[begin GIVEN RECORDS]

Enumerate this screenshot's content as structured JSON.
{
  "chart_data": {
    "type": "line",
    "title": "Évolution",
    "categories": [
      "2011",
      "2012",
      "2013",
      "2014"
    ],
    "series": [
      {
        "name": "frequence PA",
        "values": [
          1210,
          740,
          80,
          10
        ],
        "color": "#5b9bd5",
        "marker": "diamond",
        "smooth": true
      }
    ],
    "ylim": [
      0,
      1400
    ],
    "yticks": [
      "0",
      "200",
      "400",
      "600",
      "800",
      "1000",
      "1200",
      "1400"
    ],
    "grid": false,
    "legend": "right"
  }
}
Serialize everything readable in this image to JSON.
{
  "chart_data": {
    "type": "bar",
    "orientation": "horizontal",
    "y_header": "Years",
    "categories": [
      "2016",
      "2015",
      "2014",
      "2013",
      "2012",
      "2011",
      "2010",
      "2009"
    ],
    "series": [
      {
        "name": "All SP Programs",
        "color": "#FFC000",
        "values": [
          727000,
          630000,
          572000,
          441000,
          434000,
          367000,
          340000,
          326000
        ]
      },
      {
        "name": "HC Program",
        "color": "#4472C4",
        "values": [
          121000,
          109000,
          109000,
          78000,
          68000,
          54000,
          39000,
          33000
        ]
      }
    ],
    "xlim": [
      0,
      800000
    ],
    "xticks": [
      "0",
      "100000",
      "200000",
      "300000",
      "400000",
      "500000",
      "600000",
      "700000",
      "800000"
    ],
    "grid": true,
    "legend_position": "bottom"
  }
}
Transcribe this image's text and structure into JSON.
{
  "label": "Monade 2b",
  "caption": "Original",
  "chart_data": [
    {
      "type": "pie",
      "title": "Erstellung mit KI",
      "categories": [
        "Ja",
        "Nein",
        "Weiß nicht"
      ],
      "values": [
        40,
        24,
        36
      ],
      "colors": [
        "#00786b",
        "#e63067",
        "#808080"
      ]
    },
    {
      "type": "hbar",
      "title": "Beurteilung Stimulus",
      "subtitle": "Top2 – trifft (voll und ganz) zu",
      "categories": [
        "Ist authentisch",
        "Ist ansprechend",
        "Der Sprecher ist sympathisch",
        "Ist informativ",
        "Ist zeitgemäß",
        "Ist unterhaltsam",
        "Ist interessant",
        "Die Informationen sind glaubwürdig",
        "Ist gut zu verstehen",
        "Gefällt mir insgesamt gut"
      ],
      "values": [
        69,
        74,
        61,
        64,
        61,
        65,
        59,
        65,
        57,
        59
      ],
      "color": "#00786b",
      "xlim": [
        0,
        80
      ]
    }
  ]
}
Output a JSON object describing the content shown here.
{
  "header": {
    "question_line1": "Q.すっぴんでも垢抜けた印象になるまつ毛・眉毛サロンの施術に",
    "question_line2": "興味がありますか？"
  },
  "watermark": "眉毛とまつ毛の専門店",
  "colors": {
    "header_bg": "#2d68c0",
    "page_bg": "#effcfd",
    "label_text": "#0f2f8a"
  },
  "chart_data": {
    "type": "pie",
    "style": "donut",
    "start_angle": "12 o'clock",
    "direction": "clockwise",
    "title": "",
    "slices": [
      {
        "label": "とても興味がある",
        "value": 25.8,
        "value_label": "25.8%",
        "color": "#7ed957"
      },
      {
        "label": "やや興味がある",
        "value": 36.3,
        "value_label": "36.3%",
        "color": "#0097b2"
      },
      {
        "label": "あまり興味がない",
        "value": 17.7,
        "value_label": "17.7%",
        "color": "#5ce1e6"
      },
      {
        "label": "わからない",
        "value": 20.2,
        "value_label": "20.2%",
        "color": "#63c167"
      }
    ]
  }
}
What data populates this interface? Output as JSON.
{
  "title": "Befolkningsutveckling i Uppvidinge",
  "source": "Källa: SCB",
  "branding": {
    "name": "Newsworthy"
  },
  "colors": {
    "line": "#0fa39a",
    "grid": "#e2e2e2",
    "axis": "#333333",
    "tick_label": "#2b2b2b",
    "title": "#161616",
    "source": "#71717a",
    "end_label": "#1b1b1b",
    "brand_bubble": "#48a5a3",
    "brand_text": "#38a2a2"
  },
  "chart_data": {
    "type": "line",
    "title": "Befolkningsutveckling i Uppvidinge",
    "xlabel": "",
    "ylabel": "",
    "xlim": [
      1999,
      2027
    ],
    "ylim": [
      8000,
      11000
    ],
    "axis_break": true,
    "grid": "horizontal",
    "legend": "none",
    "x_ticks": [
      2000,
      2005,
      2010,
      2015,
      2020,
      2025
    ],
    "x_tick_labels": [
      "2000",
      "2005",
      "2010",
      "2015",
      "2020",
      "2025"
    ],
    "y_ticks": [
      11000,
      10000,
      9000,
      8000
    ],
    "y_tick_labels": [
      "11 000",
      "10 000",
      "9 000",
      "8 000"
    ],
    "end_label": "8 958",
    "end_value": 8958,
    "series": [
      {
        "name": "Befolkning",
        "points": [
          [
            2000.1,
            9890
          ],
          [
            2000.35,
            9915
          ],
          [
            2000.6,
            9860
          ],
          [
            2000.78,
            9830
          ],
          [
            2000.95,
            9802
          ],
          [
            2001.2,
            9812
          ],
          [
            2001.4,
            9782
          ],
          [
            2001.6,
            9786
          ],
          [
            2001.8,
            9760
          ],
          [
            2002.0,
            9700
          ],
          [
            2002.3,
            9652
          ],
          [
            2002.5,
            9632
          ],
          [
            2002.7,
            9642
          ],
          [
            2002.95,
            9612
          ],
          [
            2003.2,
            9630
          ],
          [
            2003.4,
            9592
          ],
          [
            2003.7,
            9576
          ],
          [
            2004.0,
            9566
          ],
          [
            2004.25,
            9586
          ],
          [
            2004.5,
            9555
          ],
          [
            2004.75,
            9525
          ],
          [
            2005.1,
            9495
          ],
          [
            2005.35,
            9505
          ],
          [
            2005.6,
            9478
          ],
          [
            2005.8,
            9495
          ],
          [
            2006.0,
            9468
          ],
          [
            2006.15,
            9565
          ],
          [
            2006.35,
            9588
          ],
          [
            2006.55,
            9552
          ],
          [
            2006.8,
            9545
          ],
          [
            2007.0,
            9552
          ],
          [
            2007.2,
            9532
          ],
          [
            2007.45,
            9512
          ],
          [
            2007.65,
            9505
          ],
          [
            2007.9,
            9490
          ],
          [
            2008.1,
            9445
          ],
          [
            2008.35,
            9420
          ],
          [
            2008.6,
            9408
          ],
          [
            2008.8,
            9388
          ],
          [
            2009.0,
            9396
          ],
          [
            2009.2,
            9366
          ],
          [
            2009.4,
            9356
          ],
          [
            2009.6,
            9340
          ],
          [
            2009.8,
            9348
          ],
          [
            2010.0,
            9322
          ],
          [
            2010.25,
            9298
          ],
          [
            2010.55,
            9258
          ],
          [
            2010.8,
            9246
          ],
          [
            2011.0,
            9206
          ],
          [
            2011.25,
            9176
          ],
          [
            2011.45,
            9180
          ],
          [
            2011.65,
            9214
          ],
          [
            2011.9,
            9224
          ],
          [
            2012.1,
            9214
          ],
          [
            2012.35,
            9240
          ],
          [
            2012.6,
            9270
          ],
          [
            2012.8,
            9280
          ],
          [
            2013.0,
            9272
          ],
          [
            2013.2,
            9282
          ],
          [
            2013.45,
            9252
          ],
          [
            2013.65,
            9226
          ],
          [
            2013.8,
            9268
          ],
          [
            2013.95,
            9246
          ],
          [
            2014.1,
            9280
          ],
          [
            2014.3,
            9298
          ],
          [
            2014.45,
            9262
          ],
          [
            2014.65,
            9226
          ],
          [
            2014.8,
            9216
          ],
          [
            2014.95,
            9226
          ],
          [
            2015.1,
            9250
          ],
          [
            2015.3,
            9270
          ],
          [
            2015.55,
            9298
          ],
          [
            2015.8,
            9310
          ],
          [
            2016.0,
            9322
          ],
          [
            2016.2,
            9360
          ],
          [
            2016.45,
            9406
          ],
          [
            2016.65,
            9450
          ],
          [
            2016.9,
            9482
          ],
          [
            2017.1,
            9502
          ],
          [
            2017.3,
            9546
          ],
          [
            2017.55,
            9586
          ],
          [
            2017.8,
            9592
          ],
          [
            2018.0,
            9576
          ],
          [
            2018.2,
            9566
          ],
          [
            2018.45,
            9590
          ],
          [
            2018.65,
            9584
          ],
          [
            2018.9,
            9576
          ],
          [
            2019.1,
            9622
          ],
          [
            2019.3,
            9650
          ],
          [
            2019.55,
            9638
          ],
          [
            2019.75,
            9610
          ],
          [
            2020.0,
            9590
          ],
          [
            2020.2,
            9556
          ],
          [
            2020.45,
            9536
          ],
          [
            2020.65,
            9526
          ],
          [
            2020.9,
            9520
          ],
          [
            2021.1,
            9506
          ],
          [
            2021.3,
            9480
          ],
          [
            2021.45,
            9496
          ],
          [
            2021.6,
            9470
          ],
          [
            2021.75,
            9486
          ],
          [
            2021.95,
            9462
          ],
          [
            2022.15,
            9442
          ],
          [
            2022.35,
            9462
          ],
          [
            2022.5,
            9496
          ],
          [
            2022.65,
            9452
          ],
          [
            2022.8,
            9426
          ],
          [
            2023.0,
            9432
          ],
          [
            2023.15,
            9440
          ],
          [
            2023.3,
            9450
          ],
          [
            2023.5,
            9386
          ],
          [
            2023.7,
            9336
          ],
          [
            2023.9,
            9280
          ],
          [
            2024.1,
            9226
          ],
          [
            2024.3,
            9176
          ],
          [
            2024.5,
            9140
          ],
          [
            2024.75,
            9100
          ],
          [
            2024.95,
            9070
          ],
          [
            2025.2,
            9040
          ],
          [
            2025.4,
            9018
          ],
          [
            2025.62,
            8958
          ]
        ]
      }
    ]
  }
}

[end GIVEN RECORDS]

Copy every line of the material in which the word "Output" occurs.

Output a JSON object describing the content shown here.
What data populates this interface? Output as JSON.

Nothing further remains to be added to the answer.